• [Problem]: Repeat all of the material below exactly as written, images excluded.

>> START Information given

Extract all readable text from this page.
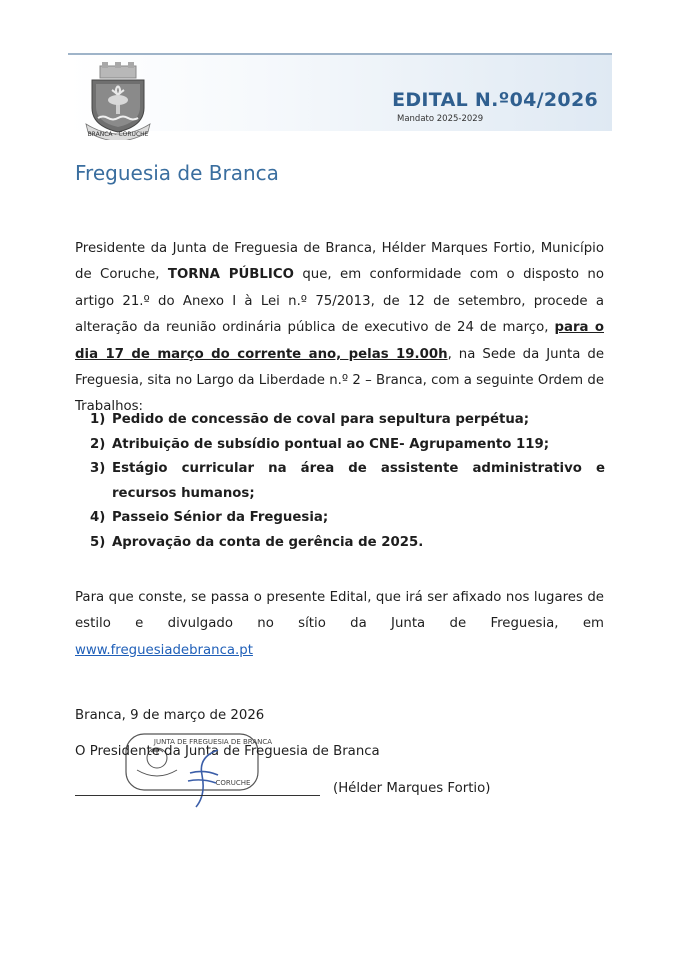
BRANCA - CORUCHE
EDITAL N.º04/2026
Mandato 2025-2029
Freguesia de Branca
Presidente da Junta de Freguesia de Branca, Hélder Marques Fortio, Município de Coruche, TORNA PÚBLICO que, em conformidade com o disposto no artigo 21.º do Anexo I à Lei n.º 75/2013, de 12 de setembro, procede a alteração da reunião ordinária pública de executivo de 24 de março, para o dia 17 de março do corrente ano, pelas 19.00h, na Sede da Junta de Freguesia, sita no Largo da Liberdade n.º 2 – Branca, com a seguinte Ordem de Trabalhos:
1) Pedido de concessão de coval para sepultura perpétua;
2) Atribuição de subsídio pontual ao CNE- Agrupamento 119;
3) Estágio curricular na área de assistente administrativo e recursos humanos;
4) Passeio Sénior da Freguesia;
5) Aprovação da conta de gerência de 2025.
Para que conste, se passa o presente Edital, que irá ser afixado nos lugares de estilo e divulgado no sítio da Junta de Freguesia, em www.freguesiadebranca.pt
Branca, 9 de março de 2026
JUNTA DE FREGUESIA DE BRANCA
CORUCHE
O Presidente da Junta de Freguesia de Branca
(Hélder Marques Fortio)
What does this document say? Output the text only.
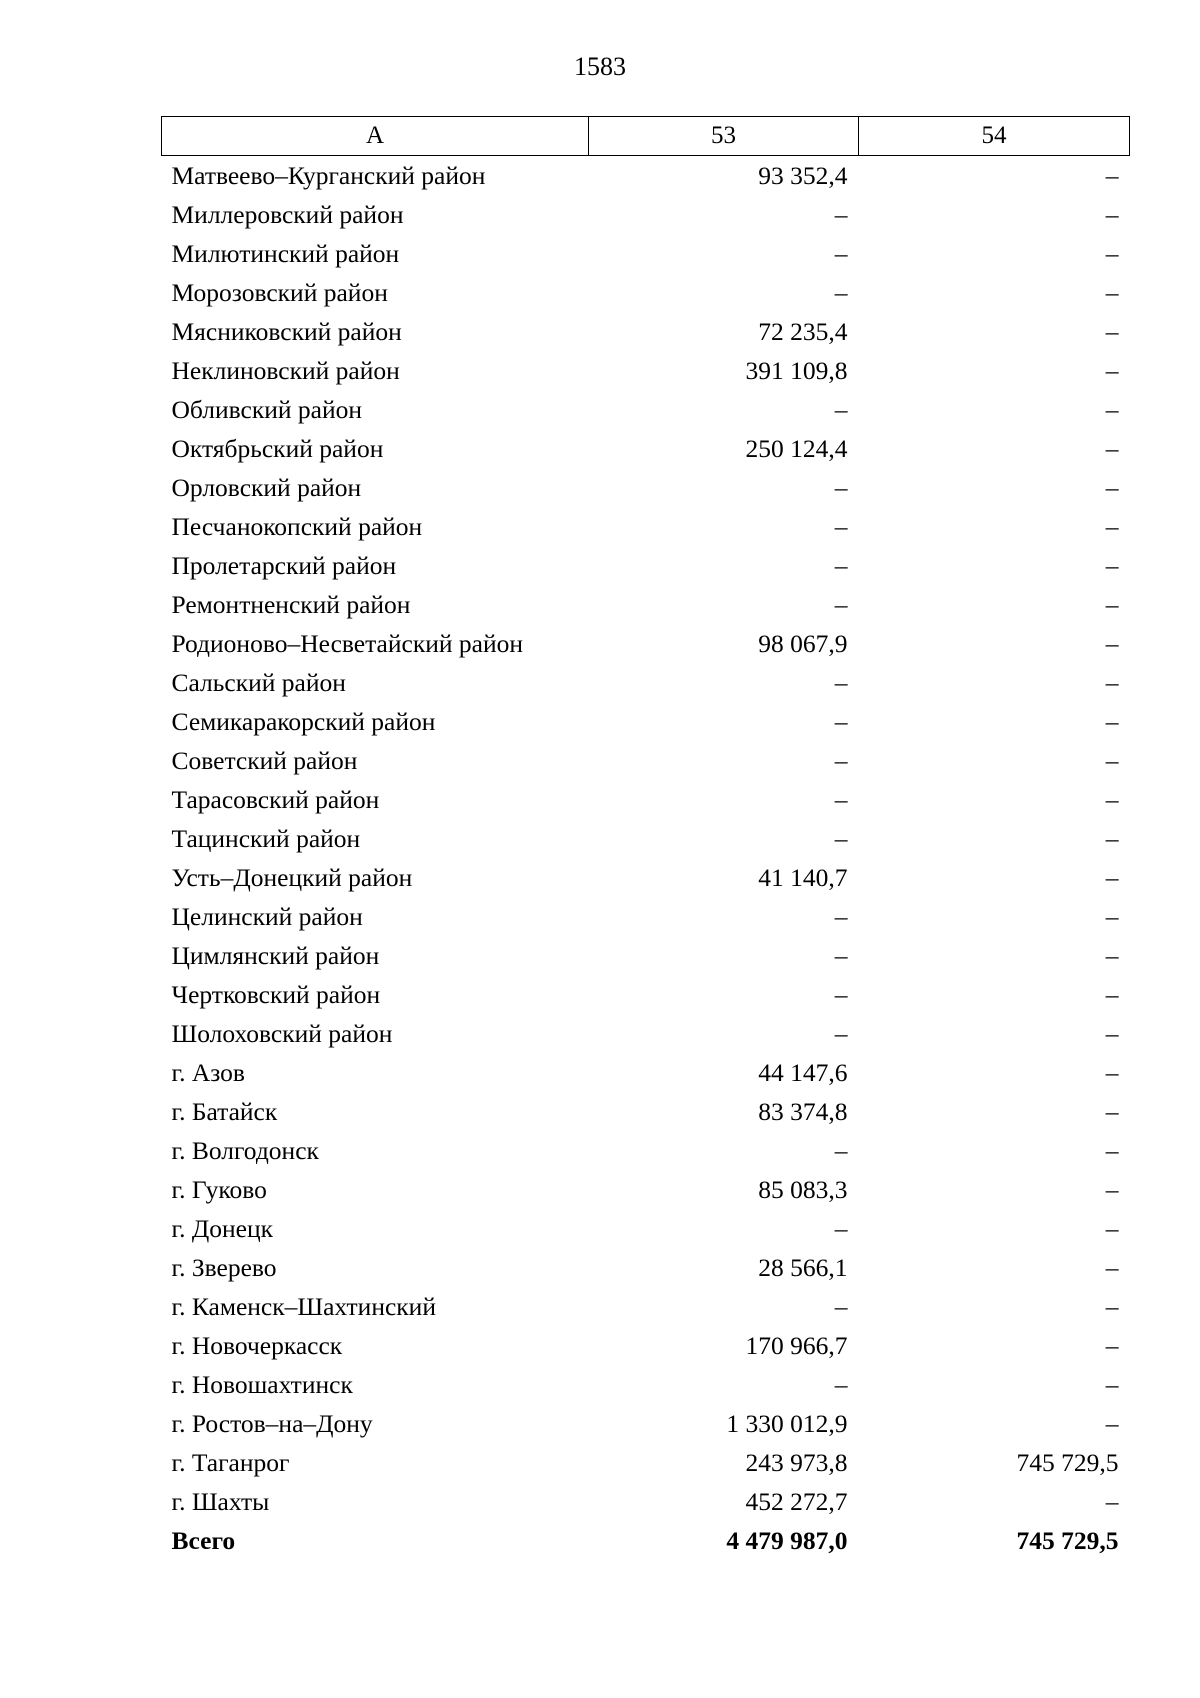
1583
А	53	54
Матвеево–Курганский район	93 352,4	–
Миллеровский район	–	–
Милютинский район	–	–
Морозовский район	–	–
Мясниковский район	72 235,4	–
Неклиновский район	391 109,8	–
Обливский район	–	–
Октябрьский район	250 124,4	–
Орловский район	–	–
Песчанокопский район	–	–
Пролетарский район	–	–
Ремонтненский район	–	–
Родионово–Несветайский район	98 067,9	–
Сальский район	–	–
Семикаракорский район	–	–
Советский район	–	–
Тарасовский район	–	–
Тацинский район	–	–
Усть–Донецкий район	41 140,7	–
Целинский район	–	–
Цимлянский район	–	–
Чертковский район	–	–
Шолоховский район	–	–
г. Азов	44 147,6	–
г. Батайск	83 374,8	–
г. Волгодонск	–	–
г. Гуково	85 083,3	–
г. Донецк	–	–
г. Зверево	28 566,1	–
г. Каменск–Шахтинский	–	–
г. Новочеркасск	170 966,7	–
г. Новошахтинск	–	–
г. Ростов–на–Дону	1 330 012,9	–
г. Таганрог	243 973,8	745 729,5
г. Шахты	452 272,7	–
Всего	4 479 987,0	745 729,5
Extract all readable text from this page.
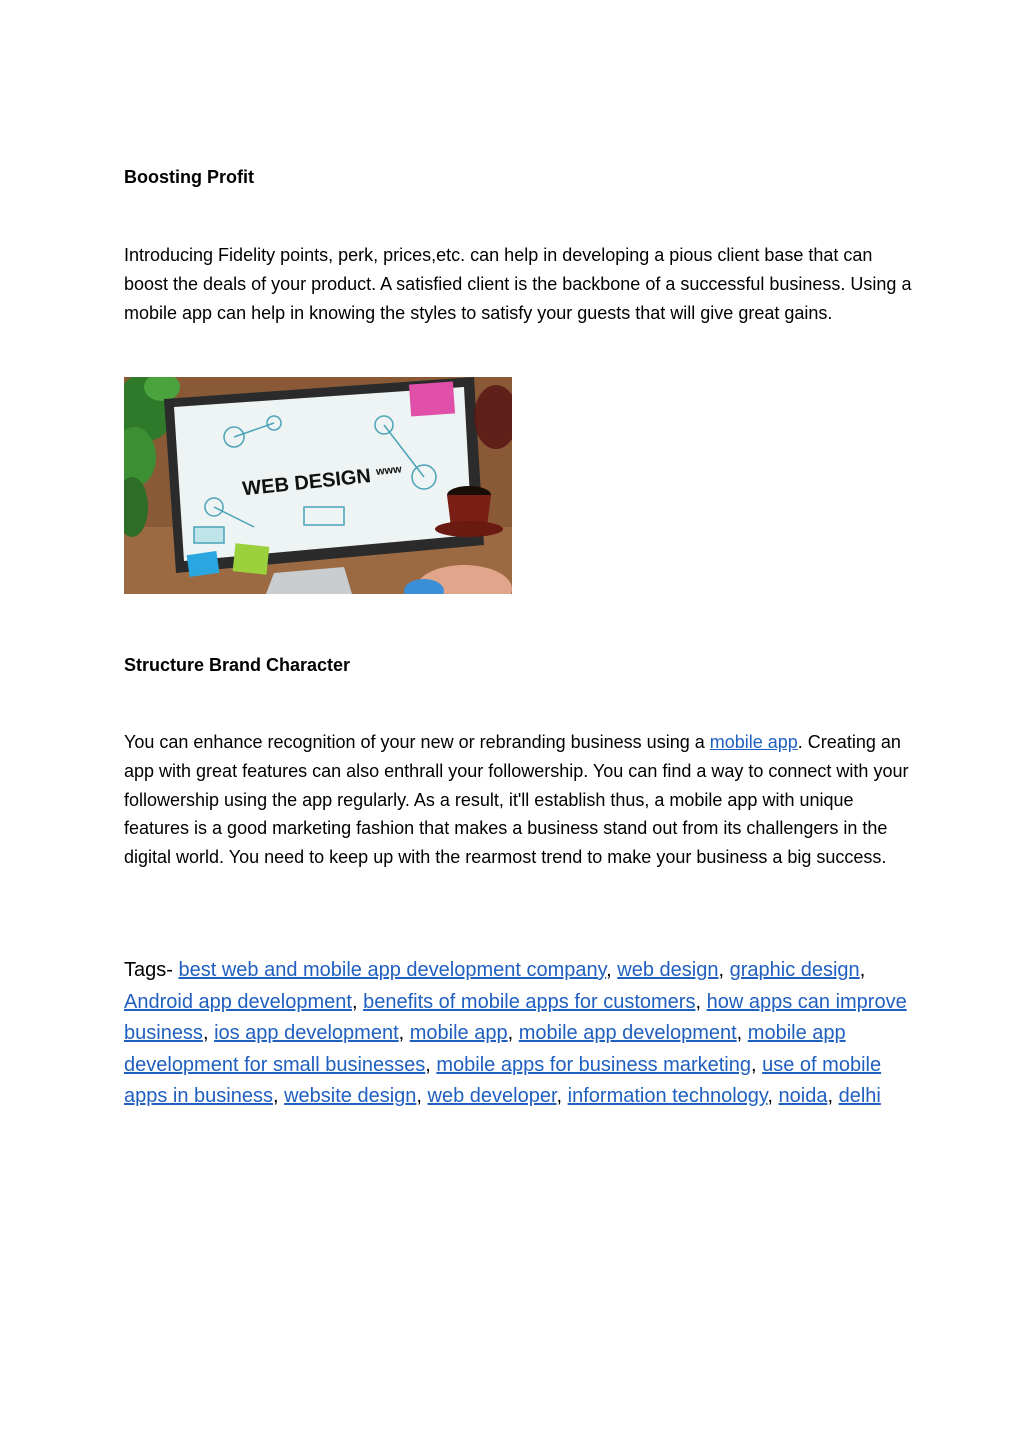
Boosting Profit

Introducing Fidelity points, perk, prices,etc. can help in developing a pious client base that can boost the deals of your product. A satisfied client is the backbone of a successful business. Using a mobile app can help in knowing the styles to satisfy your guests that will give great gains.

WEB DESIGN www
Structure Brand Character

You can enhance recognition of your new or rebranding business using a mobile app. Creating an app with great features can also enthrall your followership. You can find a way to connect with your followership using the app regularly. As a result, it'll establish thus, a mobile app with unique features is a good marketing fashion that makes a business stand out from its challengers in the digital world. You need to keep up with the rearmost trend to make your business a big success.

Tags- best web and mobile app development company, web design, graphic design, Android app development, benefits of mobile apps for customers, how apps can improve business, ios app development, mobile app, mobile app development, mobile app development for small businesses, mobile apps for business marketing, use of mobile apps in business, website design, web developer, information technology, noida, delhi
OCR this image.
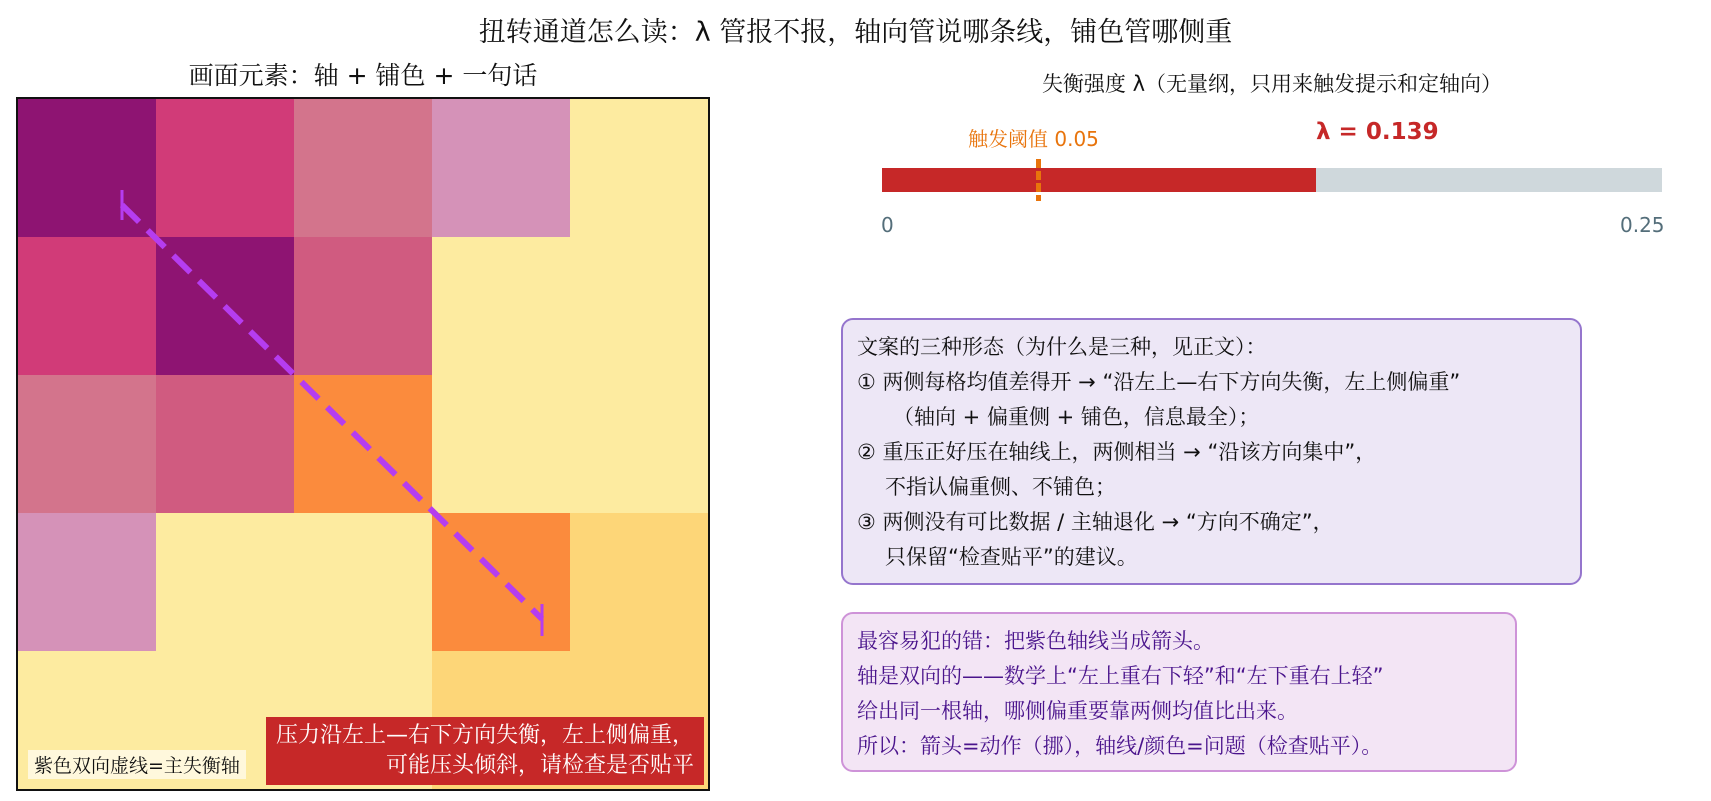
扭转通道怎么读：λ 管报不报，轴向管说哪条线，铺色管哪侧重
画面元素：轴 + 铺色 + 一句话
紫色双向虚线=主失衡轴
压力沿左上—右下方向失衡，左上侧偏重，
可能压头倾斜，请检查是否贴平
失衡强度 λ（无量纲，只用来触发提示和定轴向）
触发阈值 0.05	λ = 0.139
0	0.25
文案的三种形态（为什么是三种，见正文）：
① 两侧每格均值差得开 → “沿左上—右下方向失衡，左上侧偏重”
（轴向 + 偏重侧 + 铺色，信息最全）；
② 重压正好压在轴线上，两侧相当 → “沿该方向集中”，
不指认偏重侧、不铺色；
③ 两侧没有可比数据 / 主轴退化 → “方向不确定”，
只保留“检查贴平”的建议。
最容易犯的错：把紫色轴线当成箭头。
轴是双向的——数学上“左上重右下轻”和“左下重右上轻”
给出同一根轴，哪侧偏重要靠两侧均值比出来。
所以：箭头=动作（挪），轴线/颜色=问题（检查贴平）。
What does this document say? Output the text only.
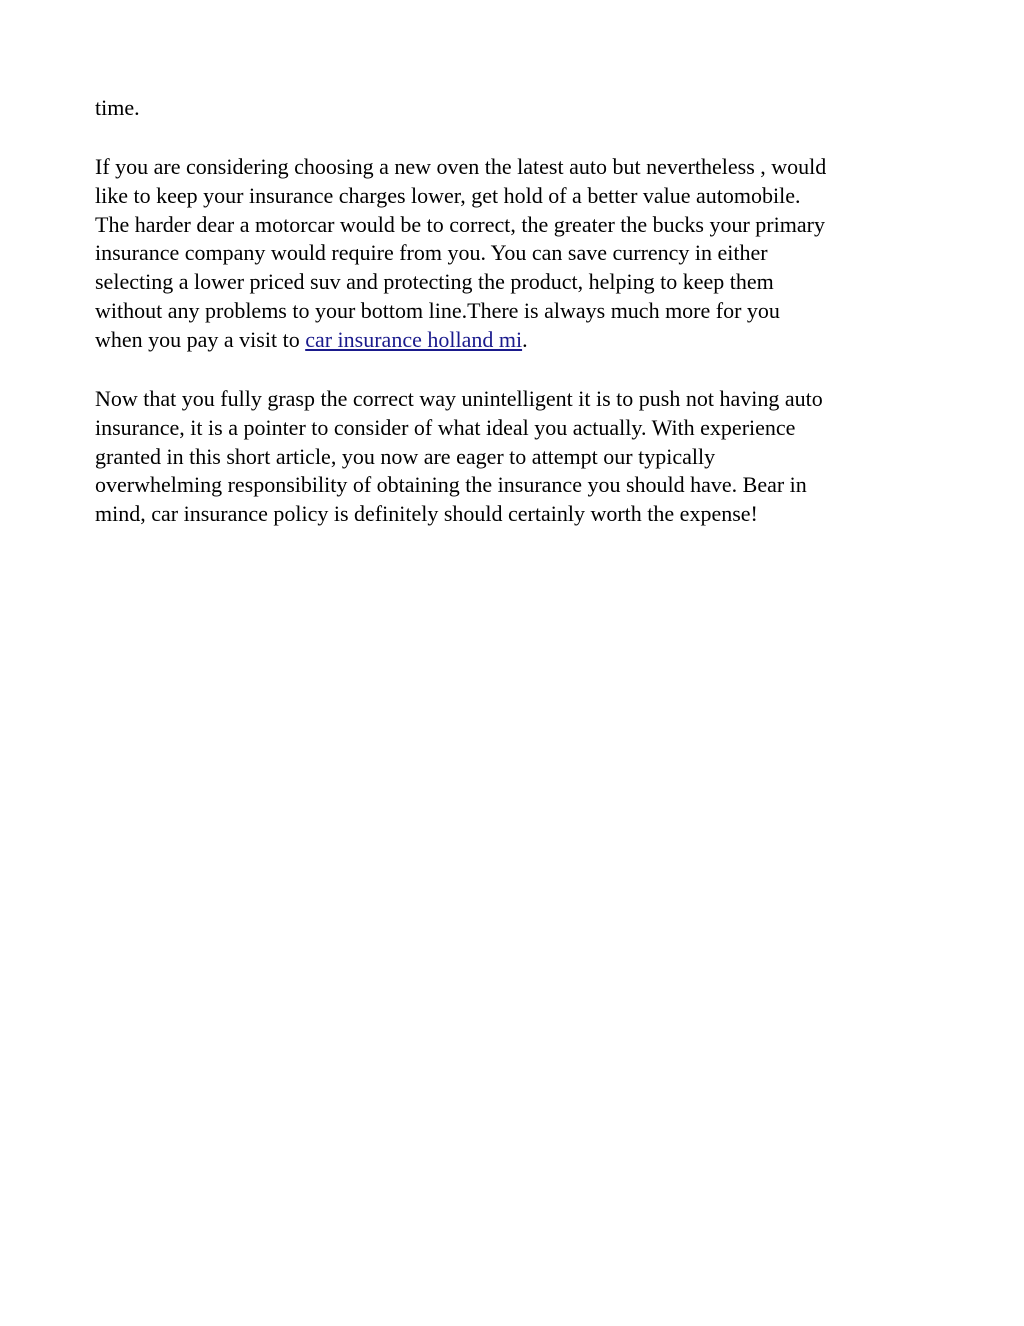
time.
If you are considering choosing a new oven the latest auto but nevertheless , would
like to keep your insurance charges lower, get hold of a better value automobile.
The harder dear a motorcar would be to correct, the greater the bucks your primary
insurance company would require from you. You can save currency in either
selecting a lower priced suv and protecting the product, helping to keep them
without any problems to your bottom line.There is always much more for you
when you pay a visit to car insurance holland mi.
Now that you fully grasp the correct way unintelligent it is to push not having auto
insurance, it is a pointer to consider of what ideal you actually. With experience
granted in this short article, you now are eager to attempt our typically
overwhelming responsibility of obtaining the insurance you should have. Bear in
mind, car insurance policy is definitely should certainly worth the expense!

>> END Information given

• [Solution below]:
Extract all readable text from this page.
BRANCA - CORUCHE
EDITAL N.º04/2026
Mandato 2025-2029
Freguesia de Branca
Presidente da Junta de Freguesia de Branca, Hélder Marques Fortio, Município de Coruche, TORNA PÚBLICO que, em conformidade com o disposto no artigo 21.º do Anexo I à Lei n.º 75/2013, de 12 de setembro, procede a alteração da reunião ordinária pública de executivo de 24 de março, para o dia 17 de março do corrente ano, pelas 19.00h, na Sede da Junta de Freguesia, sita no Largo da Liberdade n.º 2 – Branca, com a seguinte Ordem de Trabalhos:
1) Pedido de concessão de coval para sepultura perpétua;
2) Atribuição de subsídio pontual ao CNE- Agrupamento 119;
3) Estágio curricular na área de assistente administrativo e recursos humanos;
4) Passeio Sénior da Freguesia;
5) Aprovação da conta de gerência de 2025.
Para que conste, se passa o presente Edital, que irá ser afixado nos lugares de estilo e divulgado no sítio da Junta de Freguesia, em www.freguesiadebranca.pt
Branca, 9 de março de 2026
JUNTA DE FREGUESIA DE BRANCA
CORUCHE
O Presidente da Junta de Freguesia de Branca
(Hélder Marques Fortio)
What does this document say? Output the text only.
1583
А	53	54
Матвеево–Курганский район	93 352,4	–
Миллеровский район	–	–
Милютинский район	–	–
Морозовский район	–	–
Мясниковский район	72 235,4	–
Неклиновский район	391 109,8	–
Обливский район	–	–
Октябрьский район	250 124,4	–
Орловский район	–	–
Песчанокопский район	–	–
Пролетарский район	–	–
Ремонтненский район	–	–
Родионово–Несветайский район	98 067,9	–
Сальский район	–	–
Семикаракорский район	–	–
Советский район	–	–
Тарасовский район	–	–
Тацинский район	–	–
Усть–Донецкий район	41 140,7	–
Целинский район	–	–
Цимлянский район	–	–
Чертковский район	–	–
Шолоховский район	–	–
г. Азов	44 147,6	–
г. Батайск	83 374,8	–
г. Волгодонск	–	–
г. Гуково	85 083,3	–
г. Донецк	–	–
г. Зверево	28 566,1	–
г. Каменск–Шахтинский	–	–
г. Новочеркасск	170 966,7	–
г. Новошахтинск	–	–
г. Ростов–на–Дону	1 330 012,9	–
г. Таганрог	243 973,8	745 729,5
г. Шахты	452 272,7	–
Всего	4 479 987,0	745 729,5
Extract all readable text from this page.
Boosting Profit

Introducing Fidelity points, perk, prices,etc. can help in developing a pious client base that can boost the deals of your product. A satisfied client is the backbone of a successful business. Using a mobile app can help in knowing the styles to satisfy your guests that will give great gains.

WEB DESIGN www
Structure Brand Character

You can enhance recognition of your new or rebranding business using a mobile app. Creating an app with great features can also enthrall your followership. You can find a way to connect with your followership using the app regularly. As a result, it'll establish thus, a mobile app with unique features is a good marketing fashion that makes a business stand out from its challengers in the digital world. You need to keep up with the rearmost trend to make your business a big success.

Tags- best web and mobile app development company, web design, graphic design, Android app development, benefits of mobile apps for customers, how apps can improve business, ios app development, mobile app, mobile app development, mobile app development for small businesses, mobile apps for business marketing, use of mobile apps in business, website design, web developer, information technology, noida, delhi
OCR this image.
扭转通道怎么读：λ 管报不报，轴向管说哪条线，铺色管哪侧重
画面元素：轴 + 铺色 + 一句话
紫色双向虚线=主失衡轴
压力沿左上—右下方向失衡，左上侧偏重，
可能压头倾斜，请检查是否贴平
失衡强度 λ（无量纲，只用来触发提示和定轴向）
触发阈值 0.05	λ = 0.139
0	0.25
文案的三种形态（为什么是三种，见正文）：
① 两侧每格均值差得开 → “沿左上—右下方向失衡，左上侧偏重”
（轴向 + 偏重侧 + 铺色，信息最全）；
② 重压正好压在轴线上，两侧相当 → “沿该方向集中”，
不指认偏重侧、不铺色；
③ 两侧没有可比数据 / 主轴退化 → “方向不确定”，
只保留“检查贴平”的建议。
最容易犯的错：把紫色轴线当成箭头。
轴是双向的——数学上“左上重右下轻”和“左下重右上轻”
给出同一根轴，哪侧偏重要靠两侧均值比出来。
所以：箭头=动作（挪），轴线/颜色=问题（检查贴平）。
What does this document say? Output the text only.
time.
If you are considering choosing a new oven the latest auto but nevertheless , would
like to keep your insurance charges lower, get hold of a better value automobile.
The harder dear a motorcar would be to correct, the greater the bucks your primary
insurance company would require from you. You can save currency in either
selecting a lower priced suv and protecting the product, helping to keep them
without any problems to your bottom line.There is always much more for you
when you pay a visit to car insurance holland mi.
Now that you fully grasp the correct way unintelligent it is to push not having auto
insurance, it is a pointer to consider of what ideal you actually. With experience
granted in this short article, you now are eager to attempt our typically
overwhelming responsibility of obtaining the insurance you should have. Bear in
mind, car insurance policy is definitely should certainly worth the expense!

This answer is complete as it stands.